● **STATED EXERCISE**
Could you render the listing, from its first line through the line containing "candlestick [789,177,795,183]", as a Markdown table with the columns No. and Entry, giving each line its row number and leaving out blank lines?

● **DATA ROWS**

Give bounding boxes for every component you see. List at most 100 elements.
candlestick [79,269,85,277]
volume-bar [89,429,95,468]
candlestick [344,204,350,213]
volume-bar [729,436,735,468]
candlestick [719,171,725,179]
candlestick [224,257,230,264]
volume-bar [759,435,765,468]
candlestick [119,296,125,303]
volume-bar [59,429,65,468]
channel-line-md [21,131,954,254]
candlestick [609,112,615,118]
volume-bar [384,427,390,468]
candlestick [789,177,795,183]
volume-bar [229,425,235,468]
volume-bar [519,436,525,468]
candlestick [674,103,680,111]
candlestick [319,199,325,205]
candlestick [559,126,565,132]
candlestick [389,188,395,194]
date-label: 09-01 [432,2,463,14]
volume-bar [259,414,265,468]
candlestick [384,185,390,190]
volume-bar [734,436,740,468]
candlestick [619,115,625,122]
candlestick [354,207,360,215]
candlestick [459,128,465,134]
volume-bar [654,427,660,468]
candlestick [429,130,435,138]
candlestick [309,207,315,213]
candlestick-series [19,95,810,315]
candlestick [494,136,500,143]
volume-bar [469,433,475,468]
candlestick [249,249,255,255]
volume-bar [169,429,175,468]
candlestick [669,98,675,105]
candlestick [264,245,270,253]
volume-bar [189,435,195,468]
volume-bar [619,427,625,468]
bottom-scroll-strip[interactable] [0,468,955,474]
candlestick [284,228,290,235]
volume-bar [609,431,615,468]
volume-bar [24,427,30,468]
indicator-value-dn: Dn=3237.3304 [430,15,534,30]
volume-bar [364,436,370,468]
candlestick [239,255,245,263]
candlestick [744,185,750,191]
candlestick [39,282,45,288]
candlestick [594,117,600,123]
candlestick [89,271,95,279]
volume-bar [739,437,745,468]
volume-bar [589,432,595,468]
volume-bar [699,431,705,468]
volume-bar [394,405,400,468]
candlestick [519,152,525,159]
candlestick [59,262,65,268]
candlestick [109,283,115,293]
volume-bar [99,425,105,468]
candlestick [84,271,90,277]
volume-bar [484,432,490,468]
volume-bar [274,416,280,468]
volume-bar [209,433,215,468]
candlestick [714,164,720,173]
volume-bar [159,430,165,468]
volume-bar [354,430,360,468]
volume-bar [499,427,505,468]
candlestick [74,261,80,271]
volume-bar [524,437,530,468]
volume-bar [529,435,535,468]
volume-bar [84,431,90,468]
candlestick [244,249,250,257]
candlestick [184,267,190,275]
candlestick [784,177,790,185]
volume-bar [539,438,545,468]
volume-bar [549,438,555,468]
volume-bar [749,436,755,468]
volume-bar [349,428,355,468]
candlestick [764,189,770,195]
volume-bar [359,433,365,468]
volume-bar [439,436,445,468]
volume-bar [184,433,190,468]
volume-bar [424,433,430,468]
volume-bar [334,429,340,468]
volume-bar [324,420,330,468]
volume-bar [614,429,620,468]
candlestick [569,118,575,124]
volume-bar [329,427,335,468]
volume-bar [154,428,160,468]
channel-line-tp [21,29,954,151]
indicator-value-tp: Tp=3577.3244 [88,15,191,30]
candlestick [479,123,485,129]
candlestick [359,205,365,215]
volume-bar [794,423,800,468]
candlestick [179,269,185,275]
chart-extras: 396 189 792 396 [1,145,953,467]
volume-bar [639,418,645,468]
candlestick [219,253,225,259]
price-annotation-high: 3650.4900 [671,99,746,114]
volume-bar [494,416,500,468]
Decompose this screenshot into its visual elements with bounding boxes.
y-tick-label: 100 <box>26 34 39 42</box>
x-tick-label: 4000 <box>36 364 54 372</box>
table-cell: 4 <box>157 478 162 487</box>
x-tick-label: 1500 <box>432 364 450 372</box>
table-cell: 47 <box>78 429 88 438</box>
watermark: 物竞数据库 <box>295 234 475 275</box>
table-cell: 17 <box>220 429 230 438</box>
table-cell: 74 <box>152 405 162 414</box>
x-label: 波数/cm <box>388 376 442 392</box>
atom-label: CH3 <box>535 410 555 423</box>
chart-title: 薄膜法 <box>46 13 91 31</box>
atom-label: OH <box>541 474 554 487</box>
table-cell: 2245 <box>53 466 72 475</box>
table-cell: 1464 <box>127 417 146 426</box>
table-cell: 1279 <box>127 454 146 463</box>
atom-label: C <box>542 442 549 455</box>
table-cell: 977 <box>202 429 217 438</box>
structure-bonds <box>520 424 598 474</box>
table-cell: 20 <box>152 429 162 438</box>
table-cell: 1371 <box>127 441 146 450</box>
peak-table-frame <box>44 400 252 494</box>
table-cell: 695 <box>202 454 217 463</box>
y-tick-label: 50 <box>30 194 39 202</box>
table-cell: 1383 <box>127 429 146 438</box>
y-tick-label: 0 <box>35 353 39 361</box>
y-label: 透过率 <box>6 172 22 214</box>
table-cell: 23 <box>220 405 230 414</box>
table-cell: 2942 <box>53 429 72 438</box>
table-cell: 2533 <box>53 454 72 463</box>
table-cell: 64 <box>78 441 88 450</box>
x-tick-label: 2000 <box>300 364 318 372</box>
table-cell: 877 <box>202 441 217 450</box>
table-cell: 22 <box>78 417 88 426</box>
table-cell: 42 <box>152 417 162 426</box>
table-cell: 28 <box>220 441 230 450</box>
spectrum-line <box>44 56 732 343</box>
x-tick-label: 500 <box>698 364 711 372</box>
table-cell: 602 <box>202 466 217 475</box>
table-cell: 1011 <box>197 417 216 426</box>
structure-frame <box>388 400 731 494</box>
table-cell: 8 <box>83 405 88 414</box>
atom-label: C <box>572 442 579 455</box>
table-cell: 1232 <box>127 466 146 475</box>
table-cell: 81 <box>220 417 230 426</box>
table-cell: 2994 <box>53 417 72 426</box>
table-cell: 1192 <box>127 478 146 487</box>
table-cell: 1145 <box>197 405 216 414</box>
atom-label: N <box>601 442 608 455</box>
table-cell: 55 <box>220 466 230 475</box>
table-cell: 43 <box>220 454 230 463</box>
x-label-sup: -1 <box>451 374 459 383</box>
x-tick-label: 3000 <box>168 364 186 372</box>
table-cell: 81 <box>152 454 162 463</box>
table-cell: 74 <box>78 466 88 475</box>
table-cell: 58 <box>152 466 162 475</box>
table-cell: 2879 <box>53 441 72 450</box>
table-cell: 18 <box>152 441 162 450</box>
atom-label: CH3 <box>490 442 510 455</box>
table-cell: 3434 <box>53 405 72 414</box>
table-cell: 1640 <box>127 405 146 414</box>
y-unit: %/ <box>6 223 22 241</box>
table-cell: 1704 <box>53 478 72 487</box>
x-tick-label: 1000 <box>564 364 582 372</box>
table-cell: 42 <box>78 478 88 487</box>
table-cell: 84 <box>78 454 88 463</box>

● **THE RESULT**
| No. | Entry |
|---|---|
| 1 | Give bounding boxes for every component you see. List at most 100 elements. |
| 2 | candlestick [79,269,85,277] |
| 3 | volume-bar [89,429,95,468] |
| 4 | candlestick [344,204,350,213] |
| 5 | volume-bar [729,436,735,468] |
| 6 | candlestick [719,171,725,179] |
| 7 | candlestick [224,257,230,264] |
| 8 | volume-bar [759,435,765,468] |
| 9 | candlestick [119,296,125,303] |
| 10 | volume-bar [59,429,65,468] |
| 11 | channel-line-md [21,131,954,254] |
| 12 | candlestick [609,112,615,118] |
| 13 | volume-bar [384,427,390,468] |
| 14 | candlestick [789,177,795,183] |